• Stated task
Look through the records below, count the lines with the word "Mortgage", and reply with only the number.

• Data listing
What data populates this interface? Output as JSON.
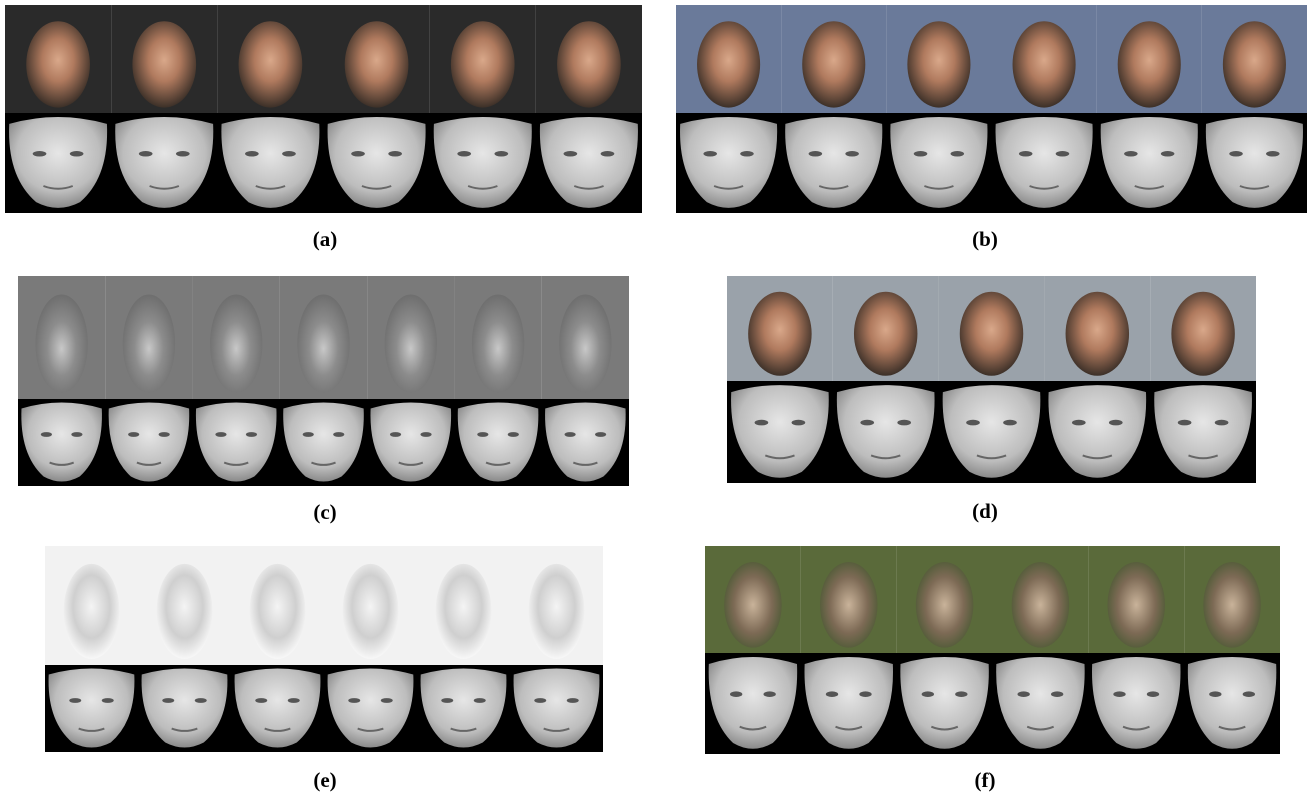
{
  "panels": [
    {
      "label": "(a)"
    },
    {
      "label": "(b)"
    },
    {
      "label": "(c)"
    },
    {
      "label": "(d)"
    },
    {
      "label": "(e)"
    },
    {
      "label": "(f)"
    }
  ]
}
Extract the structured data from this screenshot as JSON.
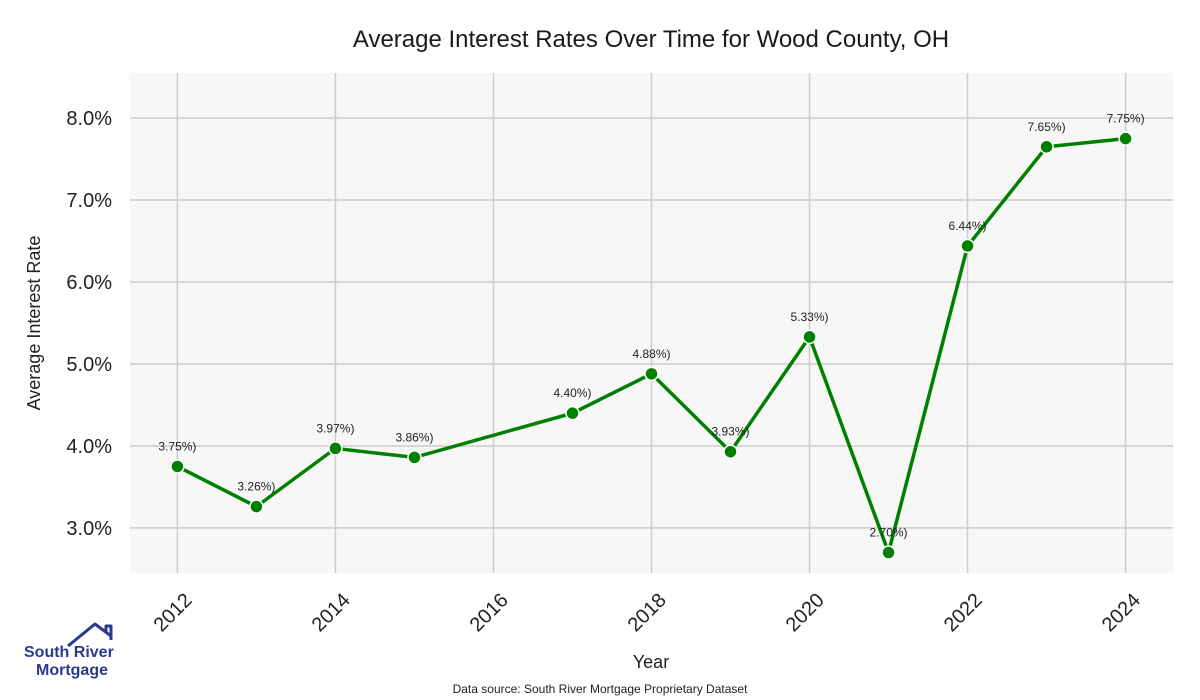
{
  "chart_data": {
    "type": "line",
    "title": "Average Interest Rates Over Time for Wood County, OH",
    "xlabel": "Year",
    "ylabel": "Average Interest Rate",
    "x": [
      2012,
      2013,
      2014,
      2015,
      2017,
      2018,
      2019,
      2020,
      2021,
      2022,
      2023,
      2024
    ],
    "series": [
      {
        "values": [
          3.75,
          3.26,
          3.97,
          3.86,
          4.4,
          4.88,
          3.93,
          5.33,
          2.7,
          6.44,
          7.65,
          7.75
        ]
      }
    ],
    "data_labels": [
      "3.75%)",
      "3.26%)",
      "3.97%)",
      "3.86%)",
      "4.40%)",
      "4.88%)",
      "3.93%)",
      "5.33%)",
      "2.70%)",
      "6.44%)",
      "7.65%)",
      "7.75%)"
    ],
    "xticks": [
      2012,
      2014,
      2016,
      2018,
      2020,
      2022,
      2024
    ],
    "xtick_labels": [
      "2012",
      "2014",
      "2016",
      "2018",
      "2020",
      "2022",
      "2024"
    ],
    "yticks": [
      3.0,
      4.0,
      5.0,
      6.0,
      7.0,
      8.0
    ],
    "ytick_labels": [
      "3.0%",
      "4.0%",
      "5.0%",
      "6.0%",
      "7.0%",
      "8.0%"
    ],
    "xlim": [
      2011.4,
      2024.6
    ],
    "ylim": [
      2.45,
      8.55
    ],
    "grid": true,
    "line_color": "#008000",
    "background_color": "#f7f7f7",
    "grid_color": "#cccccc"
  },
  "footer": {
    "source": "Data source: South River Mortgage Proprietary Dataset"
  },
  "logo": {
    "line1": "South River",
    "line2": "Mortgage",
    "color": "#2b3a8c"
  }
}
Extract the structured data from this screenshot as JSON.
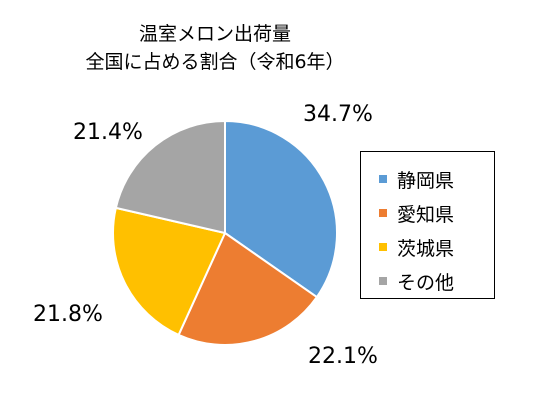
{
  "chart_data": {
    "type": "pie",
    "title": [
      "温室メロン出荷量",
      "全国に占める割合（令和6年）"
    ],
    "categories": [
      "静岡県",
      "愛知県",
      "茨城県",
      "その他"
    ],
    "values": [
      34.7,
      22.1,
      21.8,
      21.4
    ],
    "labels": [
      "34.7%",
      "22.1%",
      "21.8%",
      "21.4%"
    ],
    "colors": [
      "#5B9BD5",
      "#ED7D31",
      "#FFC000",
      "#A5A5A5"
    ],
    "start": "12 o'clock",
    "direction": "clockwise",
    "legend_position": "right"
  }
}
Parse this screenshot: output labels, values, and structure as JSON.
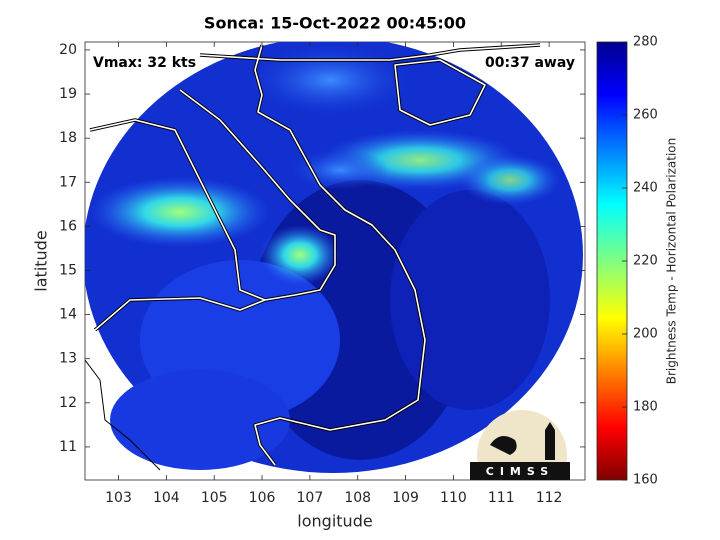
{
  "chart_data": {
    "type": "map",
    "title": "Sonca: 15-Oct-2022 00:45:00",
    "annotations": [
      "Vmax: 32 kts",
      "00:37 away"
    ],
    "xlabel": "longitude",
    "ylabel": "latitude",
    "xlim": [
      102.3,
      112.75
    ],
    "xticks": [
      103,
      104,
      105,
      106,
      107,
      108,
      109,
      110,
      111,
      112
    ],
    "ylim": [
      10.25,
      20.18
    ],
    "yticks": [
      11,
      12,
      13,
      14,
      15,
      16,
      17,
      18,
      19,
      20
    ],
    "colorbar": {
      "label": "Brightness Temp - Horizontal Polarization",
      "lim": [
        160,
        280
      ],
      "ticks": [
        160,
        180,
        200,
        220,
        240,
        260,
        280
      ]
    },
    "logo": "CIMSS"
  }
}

• Exercise answer
2